What is asked:
All of the entries need to be written out again, exactly as they are.

Collected data:
━━━━━━━━━━━━━━━━━━━━
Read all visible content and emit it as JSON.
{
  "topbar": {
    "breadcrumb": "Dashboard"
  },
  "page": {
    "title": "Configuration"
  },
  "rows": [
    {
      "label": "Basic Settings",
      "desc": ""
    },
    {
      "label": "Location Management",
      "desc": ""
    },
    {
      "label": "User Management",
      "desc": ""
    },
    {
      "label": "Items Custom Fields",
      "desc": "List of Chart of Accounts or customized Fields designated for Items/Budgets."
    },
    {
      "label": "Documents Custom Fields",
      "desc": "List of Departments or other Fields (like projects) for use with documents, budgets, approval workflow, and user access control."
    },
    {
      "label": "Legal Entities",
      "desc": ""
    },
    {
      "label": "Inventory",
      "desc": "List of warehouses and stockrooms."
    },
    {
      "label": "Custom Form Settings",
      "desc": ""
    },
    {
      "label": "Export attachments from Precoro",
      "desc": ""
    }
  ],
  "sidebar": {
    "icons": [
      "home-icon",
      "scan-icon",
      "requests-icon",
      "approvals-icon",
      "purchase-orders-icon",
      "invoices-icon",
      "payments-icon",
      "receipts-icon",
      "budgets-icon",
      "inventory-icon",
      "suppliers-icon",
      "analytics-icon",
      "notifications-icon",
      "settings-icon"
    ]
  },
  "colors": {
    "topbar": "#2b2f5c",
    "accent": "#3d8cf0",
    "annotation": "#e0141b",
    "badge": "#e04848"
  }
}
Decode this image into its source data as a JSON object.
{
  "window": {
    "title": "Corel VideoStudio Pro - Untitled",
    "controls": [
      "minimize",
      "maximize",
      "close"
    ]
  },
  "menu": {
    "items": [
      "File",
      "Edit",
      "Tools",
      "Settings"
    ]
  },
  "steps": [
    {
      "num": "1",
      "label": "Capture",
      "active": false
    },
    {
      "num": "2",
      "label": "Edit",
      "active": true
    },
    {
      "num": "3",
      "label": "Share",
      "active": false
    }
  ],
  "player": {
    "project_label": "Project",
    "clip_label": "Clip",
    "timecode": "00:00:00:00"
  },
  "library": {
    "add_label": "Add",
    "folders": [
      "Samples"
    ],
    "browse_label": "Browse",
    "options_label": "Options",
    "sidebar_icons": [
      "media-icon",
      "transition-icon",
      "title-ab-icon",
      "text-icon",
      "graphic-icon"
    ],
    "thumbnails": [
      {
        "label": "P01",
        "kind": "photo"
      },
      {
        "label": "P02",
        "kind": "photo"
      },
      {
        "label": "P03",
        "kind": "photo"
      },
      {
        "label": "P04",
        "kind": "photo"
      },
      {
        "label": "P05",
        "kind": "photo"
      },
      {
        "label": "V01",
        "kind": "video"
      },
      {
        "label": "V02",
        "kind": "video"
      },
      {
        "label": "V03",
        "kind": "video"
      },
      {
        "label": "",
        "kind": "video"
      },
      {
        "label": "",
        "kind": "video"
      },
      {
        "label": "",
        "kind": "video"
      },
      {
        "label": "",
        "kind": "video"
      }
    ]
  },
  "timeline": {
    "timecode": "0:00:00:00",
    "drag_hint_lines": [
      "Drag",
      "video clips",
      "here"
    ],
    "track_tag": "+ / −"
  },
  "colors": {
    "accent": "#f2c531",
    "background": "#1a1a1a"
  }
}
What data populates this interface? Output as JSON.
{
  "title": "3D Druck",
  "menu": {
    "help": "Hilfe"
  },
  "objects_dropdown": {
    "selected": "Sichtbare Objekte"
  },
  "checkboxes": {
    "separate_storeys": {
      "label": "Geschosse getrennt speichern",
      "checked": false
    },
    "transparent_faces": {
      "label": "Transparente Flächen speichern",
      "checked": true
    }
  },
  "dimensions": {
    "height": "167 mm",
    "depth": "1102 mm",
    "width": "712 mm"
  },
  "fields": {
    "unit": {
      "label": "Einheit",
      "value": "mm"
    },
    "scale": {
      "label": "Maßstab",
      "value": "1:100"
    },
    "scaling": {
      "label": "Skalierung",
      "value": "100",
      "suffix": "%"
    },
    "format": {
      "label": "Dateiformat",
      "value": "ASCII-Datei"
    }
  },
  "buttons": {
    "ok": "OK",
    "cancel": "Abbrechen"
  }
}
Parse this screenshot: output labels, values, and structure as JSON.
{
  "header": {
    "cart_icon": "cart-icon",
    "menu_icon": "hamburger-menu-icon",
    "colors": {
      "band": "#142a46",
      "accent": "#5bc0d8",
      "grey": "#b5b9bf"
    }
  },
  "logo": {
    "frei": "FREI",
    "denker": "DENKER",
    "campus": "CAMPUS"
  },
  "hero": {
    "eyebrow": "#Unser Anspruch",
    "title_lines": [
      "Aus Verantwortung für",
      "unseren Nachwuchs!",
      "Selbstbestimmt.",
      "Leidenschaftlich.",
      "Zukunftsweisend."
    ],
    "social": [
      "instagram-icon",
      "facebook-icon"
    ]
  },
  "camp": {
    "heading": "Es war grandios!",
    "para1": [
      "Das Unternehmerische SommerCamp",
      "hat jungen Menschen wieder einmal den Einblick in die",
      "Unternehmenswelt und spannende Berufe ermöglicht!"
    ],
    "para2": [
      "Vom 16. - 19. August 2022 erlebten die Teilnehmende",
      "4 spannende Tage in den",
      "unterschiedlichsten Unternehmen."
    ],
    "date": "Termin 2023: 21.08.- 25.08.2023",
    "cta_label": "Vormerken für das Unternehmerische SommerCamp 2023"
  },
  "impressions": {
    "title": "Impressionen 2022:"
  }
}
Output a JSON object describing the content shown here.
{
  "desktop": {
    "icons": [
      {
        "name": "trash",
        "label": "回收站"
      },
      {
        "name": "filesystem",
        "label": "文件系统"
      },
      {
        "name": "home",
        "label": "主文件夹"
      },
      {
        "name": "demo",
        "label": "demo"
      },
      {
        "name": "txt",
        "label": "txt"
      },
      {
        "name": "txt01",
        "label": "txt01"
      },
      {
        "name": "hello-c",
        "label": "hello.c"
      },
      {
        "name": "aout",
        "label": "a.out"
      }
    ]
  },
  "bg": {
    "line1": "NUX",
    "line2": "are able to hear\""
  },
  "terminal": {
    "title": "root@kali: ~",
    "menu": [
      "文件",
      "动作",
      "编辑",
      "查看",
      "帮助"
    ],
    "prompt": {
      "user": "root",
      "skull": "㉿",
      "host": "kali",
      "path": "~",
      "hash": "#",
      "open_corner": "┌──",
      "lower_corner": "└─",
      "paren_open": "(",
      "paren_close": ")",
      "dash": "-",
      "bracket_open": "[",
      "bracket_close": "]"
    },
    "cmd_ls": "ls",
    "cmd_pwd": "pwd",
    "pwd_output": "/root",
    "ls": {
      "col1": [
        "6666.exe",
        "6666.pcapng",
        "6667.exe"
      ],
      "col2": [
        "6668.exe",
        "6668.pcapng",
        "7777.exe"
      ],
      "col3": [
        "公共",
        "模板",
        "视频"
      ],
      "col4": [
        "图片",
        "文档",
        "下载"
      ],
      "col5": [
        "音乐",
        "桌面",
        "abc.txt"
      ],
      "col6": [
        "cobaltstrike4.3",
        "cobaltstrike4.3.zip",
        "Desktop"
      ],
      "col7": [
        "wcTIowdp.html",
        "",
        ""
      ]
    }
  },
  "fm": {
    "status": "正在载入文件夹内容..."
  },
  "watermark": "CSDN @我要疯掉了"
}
━━━━━━━━━━━━━━━━━━━━
Output for this exercise:
Read all visible content and emit it as JSON.
{
  "topbar": {
    "breadcrumb": "Dashboard"
  },
  "page": {
    "title": "Configuration"
  },
  "rows": [
    {
      "label": "Basic Settings",
      "desc": ""
    },
    {
      "label": "Location Management",
      "desc": ""
    },
    {
      "label": "User Management",
      "desc": ""
    },
    {
      "label": "Items Custom Fields",
      "desc": "List of Chart of Accounts or customized Fields designated for Items/Budgets."
    },
    {
      "label": "Documents Custom Fields",
      "desc": "List of Departments or other Fields (like projects) for use with documents, budgets, approval workflow, and user access control."
    },
    {
      "label": "Legal Entities",
      "desc": ""
    },
    {
      "label": "Inventory",
      "desc": "List of warehouses and stockrooms."
    },
    {
      "label": "Custom Form Settings",
      "desc": ""
    },
    {
      "label": "Export attachments from Precoro",
      "desc": ""
    }
  ],
  "sidebar": {
    "icons": [
      "home-icon",
      "scan-icon",
      "requests-icon",
      "approvals-icon",
      "purchase-orders-icon",
      "invoices-icon",
      "payments-icon",
      "receipts-icon",
      "budgets-icon",
      "inventory-icon",
      "suppliers-icon",
      "analytics-icon",
      "notifications-icon",
      "settings-icon"
    ]
  },
  "colors": {
    "topbar": "#2b2f5c",
    "accent": "#3d8cf0",
    "annotation": "#e0141b",
    "badge": "#e04848"
  }
}
Decode this image into its source data as a JSON object.
{
  "window": {
    "title": "Corel VideoStudio Pro - Untitled",
    "controls": [
      "minimize",
      "maximize",
      "close"
    ]
  },
  "menu": {
    "items": [
      "File",
      "Edit",
      "Tools",
      "Settings"
    ]
  },
  "steps": [
    {
      "num": "1",
      "label": "Capture",
      "active": false
    },
    {
      "num": "2",
      "label": "Edit",
      "active": true
    },
    {
      "num": "3",
      "label": "Share",
      "active": false
    }
  ],
  "player": {
    "project_label": "Project",
    "clip_label": "Clip",
    "timecode": "00:00:00:00"
  },
  "library": {
    "add_label": "Add",
    "folders": [
      "Samples"
    ],
    "browse_label": "Browse",
    "options_label": "Options",
    "sidebar_icons": [
      "media-icon",
      "transition-icon",
      "title-ab-icon",
      "text-icon",
      "graphic-icon"
    ],
    "thumbnails": [
      {
        "label": "P01",
        "kind": "photo"
      },
      {
        "label": "P02",
        "kind": "photo"
      },
      {
        "label": "P03",
        "kind": "photo"
      },
      {
        "label": "P04",
        "kind": "photo"
      },
      {
        "label": "P05",
        "kind": "photo"
      },
      {
        "label": "V01",
        "kind": "video"
      },
      {
        "label": "V02",
        "kind": "video"
      },
      {
        "label": "V03",
        "kind": "video"
      },
      {
        "label": "",
        "kind": "video"
      },
      {
        "label": "",
        "kind": "video"
      },
      {
        "label": "",
        "kind": "video"
      },
      {
        "label": "",
        "kind": "video"
      }
    ]
  },
  "timeline": {
    "timecode": "0:00:00:00",
    "drag_hint_lines": [
      "Drag",
      "video clips",
      "here"
    ],
    "track_tag": "+ / −"
  },
  "colors": {
    "accent": "#f2c531",
    "background": "#1a1a1a"
  }
}
What data populates this interface? Output as JSON.
{
  "title": "3D Druck",
  "menu": {
    "help": "Hilfe"
  },
  "objects_dropdown": {
    "selected": "Sichtbare Objekte"
  },
  "checkboxes": {
    "separate_storeys": {
      "label": "Geschosse getrennt speichern",
      "checked": false
    },
    "transparent_faces": {
      "label": "Transparente Flächen speichern",
      "checked": true
    }
  },
  "dimensions": {
    "height": "167 mm",
    "depth": "1102 mm",
    "width": "712 mm"
  },
  "fields": {
    "unit": {
      "label": "Einheit",
      "value": "mm"
    },
    "scale": {
      "label": "Maßstab",
      "value": "1:100"
    },
    "scaling": {
      "label": "Skalierung",
      "value": "100",
      "suffix": "%"
    },
    "format": {
      "label": "Dateiformat",
      "value": "ASCII-Datei"
    }
  },
  "buttons": {
    "ok": "OK",
    "cancel": "Abbrechen"
  }
}
Parse this screenshot: output labels, values, and structure as JSON.
{
  "header": {
    "cart_icon": "cart-icon",
    "menu_icon": "hamburger-menu-icon",
    "colors": {
      "band": "#142a46",
      "accent": "#5bc0d8",
      "grey": "#b5b9bf"
    }
  },
  "logo": {
    "frei": "FREI",
    "denker": "DENKER",
    "campus": "CAMPUS"
  },
  "hero": {
    "eyebrow": "#Unser Anspruch",
    "title_lines": [
      "Aus Verantwortung für",
      "unseren Nachwuchs!",
      "Selbstbestimmt.",
      "Leidenschaftlich.",
      "Zukunftsweisend."
    ],
    "social": [
      "instagram-icon",
      "facebook-icon"
    ]
  },
  "camp": {
    "heading": "Es war grandios!",
    "para1": [
      "Das Unternehmerische SommerCamp",
      "hat jungen Menschen wieder einmal den Einblick in die",
      "Unternehmenswelt und spannende Berufe ermöglicht!"
    ],
    "para2": [
      "Vom 16. - 19. August 2022 erlebten die Teilnehmende",
      "4 spannende Tage in den",
      "unterschiedlichsten Unternehmen."
    ],
    "date": "Termin 2023: 21.08.- 25.08.2023",
    "cta_label": "Vormerken für das Unternehmerische SommerCamp 2023"
  },
  "impressions": {
    "title": "Impressionen 2022:"
  }
}
Output a JSON object describing the content shown here.
{
  "desktop": {
    "icons": [
      {
        "name": "trash",
        "label": "回收站"
      },
      {
        "name": "filesystem",
        "label": "文件系统"
      },
      {
        "name": "home",
        "label": "主文件夹"
      },
      {
        "name": "demo",
        "label": "demo"
      },
      {
        "name": "txt",
        "label": "txt"
      },
      {
        "name": "txt01",
        "label": "txt01"
      },
      {
        "name": "hello-c",
        "label": "hello.c"
      },
      {
        "name": "aout",
        "label": "a.out"
      }
    ]
  },
  "bg": {
    "line1": "NUX",
    "line2": "are able to hear\""
  },
  "terminal": {
    "title": "root@kali: ~",
    "menu": [
      "文件",
      "动作",
      "编辑",
      "查看",
      "帮助"
    ],
    "prompt": {
      "user": "root",
      "skull": "㉿",
      "host": "kali",
      "path": "~",
      "hash": "#",
      "open_corner": "┌──",
      "lower_corner": "└─",
      "paren_open": "(",
      "paren_close": ")",
      "dash": "-",
      "bracket_open": "[",
      "bracket_close": "]"
    },
    "cmd_ls": "ls",
    "cmd_pwd": "pwd",
    "pwd_output": "/root",
    "ls": {
      "col1": [
        "6666.exe",
        "6666.pcapng",
        "6667.exe"
      ],
      "col2": [
        "6668.exe",
        "6668.pcapng",
        "7777.exe"
      ],
      "col3": [
        "公共",
        "模板",
        "视频"
      ],
      "col4": [
        "图片",
        "文档",
        "下载"
      ],
      "col5": [
        "音乐",
        "桌面",
        "abc.txt"
      ],
      "col6": [
        "cobaltstrike4.3",
        "cobaltstrike4.3.zip",
        "Desktop"
      ],
      "col7": [
        "wcTIowdp.html",
        "",
        ""
      ]
    }
  },
  "fm": {
    "status": "正在载入文件夹内容..."
  },
  "watermark": "CSDN @我要疯掉了"
}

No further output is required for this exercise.